__Exercise directions__.
Look through the entries below and report how many lines hold the string "structured". Only the number is wanted.

START Data rows

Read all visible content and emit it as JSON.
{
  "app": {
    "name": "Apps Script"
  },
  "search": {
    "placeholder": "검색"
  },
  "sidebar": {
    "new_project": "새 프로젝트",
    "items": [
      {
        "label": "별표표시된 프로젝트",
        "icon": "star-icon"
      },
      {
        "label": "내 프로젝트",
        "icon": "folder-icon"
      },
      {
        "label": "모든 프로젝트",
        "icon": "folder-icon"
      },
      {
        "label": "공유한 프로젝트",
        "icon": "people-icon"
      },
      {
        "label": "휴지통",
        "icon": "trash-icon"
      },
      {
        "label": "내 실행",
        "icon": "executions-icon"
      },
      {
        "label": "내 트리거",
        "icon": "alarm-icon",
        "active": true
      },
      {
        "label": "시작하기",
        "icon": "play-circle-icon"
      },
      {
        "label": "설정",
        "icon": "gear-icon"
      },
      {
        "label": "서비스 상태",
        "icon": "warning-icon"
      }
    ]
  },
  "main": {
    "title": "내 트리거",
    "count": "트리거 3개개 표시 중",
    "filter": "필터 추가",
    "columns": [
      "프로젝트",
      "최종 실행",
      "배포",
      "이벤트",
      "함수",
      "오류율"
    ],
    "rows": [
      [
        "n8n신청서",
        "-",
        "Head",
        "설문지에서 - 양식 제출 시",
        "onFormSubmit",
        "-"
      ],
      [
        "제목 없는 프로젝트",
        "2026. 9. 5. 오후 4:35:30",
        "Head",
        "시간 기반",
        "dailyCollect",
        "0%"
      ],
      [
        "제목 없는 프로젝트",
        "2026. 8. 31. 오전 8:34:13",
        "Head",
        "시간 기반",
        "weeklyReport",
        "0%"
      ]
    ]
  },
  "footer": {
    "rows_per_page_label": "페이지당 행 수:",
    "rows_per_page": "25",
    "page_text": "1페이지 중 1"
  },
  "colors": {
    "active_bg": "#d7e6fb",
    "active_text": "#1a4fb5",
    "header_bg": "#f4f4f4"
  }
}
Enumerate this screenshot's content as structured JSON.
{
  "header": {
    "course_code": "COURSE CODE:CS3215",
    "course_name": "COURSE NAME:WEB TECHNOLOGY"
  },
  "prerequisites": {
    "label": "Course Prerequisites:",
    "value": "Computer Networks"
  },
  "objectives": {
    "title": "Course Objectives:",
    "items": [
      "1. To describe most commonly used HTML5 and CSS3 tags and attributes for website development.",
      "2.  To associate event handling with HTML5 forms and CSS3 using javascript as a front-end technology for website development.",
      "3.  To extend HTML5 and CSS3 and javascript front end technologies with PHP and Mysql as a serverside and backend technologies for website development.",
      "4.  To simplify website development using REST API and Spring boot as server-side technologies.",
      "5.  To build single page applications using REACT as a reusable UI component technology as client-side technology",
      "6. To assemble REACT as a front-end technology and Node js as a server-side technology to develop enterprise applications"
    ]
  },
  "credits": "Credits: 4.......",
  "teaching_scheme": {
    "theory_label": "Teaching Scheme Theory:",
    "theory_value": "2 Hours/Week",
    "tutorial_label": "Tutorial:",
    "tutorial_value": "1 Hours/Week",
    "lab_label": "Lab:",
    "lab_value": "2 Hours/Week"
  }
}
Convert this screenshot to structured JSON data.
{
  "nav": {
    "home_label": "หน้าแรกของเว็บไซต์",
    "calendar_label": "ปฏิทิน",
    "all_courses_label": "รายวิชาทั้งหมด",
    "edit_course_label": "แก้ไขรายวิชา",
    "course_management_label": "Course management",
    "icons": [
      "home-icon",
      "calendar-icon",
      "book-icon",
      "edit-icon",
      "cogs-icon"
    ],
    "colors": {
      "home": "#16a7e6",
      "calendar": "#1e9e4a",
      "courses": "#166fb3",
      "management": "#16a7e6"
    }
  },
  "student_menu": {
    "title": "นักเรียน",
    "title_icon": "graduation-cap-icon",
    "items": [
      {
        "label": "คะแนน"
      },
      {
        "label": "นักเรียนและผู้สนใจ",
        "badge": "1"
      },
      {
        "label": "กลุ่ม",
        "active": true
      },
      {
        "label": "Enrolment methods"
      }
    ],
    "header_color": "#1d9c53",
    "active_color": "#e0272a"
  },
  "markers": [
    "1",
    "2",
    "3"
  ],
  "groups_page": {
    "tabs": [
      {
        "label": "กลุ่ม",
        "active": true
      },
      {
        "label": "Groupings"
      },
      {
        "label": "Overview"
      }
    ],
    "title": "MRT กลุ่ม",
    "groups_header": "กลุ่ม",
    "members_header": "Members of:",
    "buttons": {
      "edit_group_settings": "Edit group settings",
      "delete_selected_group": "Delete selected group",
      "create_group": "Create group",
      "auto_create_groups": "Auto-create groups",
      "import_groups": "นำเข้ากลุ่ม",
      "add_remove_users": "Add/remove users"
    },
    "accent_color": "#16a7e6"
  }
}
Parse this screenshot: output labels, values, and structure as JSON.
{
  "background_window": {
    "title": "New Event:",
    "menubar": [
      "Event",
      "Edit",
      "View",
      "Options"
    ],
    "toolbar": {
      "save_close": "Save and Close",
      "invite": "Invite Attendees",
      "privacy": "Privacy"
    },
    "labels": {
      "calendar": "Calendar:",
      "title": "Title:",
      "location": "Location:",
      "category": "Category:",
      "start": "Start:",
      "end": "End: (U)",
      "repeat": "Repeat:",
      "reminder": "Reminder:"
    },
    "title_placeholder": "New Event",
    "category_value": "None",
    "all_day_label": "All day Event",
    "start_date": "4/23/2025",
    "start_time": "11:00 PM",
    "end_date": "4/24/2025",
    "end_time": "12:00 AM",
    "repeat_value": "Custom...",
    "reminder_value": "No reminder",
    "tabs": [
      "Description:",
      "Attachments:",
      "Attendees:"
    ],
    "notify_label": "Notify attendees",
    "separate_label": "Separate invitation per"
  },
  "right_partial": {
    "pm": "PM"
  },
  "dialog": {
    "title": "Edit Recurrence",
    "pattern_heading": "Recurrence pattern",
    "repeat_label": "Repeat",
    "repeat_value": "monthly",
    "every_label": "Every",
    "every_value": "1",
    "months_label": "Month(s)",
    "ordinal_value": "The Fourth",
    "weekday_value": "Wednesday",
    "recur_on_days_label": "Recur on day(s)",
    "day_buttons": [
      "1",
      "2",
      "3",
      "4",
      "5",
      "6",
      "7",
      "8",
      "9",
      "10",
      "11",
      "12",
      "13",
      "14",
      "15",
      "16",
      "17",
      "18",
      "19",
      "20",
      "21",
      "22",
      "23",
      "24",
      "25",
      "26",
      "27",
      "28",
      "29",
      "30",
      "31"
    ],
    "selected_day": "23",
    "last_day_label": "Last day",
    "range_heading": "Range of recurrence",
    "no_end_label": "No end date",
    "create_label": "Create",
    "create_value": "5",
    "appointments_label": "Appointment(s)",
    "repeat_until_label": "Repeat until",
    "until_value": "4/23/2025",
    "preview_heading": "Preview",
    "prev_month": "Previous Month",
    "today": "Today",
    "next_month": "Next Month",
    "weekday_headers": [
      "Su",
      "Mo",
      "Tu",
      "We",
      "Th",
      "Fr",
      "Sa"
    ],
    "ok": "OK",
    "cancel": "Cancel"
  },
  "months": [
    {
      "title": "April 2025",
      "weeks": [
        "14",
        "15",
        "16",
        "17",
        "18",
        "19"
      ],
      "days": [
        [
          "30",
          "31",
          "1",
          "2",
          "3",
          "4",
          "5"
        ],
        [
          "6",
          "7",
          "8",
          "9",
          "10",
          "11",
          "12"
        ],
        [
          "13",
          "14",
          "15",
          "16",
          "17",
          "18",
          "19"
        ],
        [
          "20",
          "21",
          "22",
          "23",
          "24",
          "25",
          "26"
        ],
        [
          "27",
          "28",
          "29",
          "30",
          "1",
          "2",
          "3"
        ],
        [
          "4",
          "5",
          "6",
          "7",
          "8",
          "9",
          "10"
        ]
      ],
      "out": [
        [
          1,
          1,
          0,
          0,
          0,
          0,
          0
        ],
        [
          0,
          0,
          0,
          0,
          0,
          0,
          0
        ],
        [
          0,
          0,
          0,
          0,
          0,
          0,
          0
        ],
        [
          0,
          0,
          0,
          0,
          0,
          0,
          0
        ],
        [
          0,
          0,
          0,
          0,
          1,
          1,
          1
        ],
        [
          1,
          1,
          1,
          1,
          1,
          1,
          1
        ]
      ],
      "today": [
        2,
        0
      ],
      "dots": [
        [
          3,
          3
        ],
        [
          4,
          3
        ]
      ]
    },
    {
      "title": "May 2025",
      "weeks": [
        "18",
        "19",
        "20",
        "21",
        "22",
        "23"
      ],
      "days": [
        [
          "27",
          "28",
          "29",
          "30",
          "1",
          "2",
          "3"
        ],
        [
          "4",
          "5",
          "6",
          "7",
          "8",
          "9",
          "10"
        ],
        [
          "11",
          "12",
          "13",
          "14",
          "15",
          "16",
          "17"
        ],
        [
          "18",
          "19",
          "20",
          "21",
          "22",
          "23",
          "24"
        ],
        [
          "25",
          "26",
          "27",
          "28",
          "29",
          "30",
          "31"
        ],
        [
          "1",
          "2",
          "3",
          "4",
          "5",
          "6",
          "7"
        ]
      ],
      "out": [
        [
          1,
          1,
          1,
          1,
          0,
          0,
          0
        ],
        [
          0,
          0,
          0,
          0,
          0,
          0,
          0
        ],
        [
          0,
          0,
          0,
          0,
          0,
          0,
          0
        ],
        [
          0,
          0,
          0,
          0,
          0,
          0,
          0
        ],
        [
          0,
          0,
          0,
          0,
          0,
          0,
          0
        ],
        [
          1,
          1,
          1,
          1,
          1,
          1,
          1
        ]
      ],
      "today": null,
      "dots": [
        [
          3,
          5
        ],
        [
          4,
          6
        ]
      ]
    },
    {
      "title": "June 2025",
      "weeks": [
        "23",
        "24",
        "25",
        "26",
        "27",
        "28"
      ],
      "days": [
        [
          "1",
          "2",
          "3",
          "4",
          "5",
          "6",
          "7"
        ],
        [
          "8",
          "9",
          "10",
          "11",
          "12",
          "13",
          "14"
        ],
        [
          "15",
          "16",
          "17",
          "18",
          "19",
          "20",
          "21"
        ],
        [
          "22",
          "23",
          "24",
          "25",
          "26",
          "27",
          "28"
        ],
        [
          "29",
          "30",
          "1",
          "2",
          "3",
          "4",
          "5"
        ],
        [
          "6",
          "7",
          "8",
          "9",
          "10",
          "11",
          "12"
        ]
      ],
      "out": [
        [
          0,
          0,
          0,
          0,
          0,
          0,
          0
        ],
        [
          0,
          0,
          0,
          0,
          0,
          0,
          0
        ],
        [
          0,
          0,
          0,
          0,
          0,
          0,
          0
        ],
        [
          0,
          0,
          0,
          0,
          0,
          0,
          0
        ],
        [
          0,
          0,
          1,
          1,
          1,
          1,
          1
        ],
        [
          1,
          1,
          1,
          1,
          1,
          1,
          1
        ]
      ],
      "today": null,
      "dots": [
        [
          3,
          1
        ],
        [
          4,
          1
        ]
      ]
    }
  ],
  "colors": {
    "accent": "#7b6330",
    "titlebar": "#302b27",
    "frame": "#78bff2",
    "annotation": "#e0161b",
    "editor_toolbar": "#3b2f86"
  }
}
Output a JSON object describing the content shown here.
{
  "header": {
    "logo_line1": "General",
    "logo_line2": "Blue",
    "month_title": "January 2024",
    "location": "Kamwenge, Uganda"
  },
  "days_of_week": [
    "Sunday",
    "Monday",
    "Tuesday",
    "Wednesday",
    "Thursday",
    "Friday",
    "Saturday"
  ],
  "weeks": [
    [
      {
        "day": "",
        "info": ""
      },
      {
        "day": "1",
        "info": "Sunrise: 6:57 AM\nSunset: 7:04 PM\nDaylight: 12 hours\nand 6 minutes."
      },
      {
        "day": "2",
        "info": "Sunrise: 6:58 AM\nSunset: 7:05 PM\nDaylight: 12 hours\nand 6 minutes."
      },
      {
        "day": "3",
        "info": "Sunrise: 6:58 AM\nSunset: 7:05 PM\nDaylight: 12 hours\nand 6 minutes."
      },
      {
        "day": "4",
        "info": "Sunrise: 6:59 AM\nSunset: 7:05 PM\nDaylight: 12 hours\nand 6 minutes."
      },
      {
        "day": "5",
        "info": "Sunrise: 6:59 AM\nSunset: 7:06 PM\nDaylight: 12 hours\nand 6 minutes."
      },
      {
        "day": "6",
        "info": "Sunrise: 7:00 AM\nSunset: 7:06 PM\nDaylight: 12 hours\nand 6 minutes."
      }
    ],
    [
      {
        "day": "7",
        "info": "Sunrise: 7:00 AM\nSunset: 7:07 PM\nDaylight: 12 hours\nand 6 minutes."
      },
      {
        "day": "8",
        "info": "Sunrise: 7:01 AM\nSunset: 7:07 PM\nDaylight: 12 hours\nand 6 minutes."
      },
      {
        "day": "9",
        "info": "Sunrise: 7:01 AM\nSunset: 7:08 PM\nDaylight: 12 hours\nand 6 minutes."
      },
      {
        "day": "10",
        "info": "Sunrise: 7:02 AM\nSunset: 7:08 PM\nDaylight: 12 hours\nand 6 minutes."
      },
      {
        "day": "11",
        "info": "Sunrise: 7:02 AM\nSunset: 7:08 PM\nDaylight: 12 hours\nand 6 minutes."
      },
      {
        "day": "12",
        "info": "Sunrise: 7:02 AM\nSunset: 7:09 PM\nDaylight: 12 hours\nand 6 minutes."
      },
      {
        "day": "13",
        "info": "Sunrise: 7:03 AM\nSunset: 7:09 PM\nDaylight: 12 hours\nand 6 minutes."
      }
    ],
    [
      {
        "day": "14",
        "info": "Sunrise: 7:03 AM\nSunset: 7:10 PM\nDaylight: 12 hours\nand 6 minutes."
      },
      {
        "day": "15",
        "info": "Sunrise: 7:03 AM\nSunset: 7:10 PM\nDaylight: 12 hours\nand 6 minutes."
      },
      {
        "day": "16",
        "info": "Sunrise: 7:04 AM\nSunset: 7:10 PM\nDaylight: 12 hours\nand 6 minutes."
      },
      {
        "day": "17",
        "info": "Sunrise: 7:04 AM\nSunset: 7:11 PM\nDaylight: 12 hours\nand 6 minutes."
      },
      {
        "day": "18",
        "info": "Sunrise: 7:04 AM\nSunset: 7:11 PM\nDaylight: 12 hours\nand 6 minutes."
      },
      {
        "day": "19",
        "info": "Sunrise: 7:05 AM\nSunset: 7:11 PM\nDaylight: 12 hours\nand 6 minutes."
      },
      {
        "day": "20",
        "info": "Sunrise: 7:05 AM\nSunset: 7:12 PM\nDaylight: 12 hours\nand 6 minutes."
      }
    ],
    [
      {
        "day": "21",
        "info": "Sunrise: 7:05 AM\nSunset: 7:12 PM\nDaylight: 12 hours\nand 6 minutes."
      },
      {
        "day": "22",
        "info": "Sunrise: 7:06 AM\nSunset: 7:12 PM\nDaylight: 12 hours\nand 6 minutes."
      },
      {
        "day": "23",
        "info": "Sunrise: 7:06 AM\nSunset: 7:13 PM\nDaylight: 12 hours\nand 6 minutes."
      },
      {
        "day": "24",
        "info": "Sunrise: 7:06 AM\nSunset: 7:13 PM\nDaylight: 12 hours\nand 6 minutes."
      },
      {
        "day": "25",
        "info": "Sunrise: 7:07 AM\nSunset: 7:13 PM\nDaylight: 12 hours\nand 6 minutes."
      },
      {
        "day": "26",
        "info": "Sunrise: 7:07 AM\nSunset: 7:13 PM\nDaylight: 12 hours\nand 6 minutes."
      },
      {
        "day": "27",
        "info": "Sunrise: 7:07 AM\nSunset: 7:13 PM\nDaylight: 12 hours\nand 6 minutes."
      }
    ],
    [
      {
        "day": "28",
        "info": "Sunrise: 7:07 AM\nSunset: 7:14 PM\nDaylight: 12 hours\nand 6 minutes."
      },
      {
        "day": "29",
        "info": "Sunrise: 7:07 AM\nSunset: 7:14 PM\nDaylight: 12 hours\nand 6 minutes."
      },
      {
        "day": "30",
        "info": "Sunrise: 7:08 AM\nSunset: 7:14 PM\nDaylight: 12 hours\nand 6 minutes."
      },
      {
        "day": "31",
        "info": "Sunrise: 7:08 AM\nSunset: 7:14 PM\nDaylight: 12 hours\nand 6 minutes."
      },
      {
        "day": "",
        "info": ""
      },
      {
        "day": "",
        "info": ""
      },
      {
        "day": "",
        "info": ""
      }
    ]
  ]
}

END Data rows

__Answer to this exercise__.
2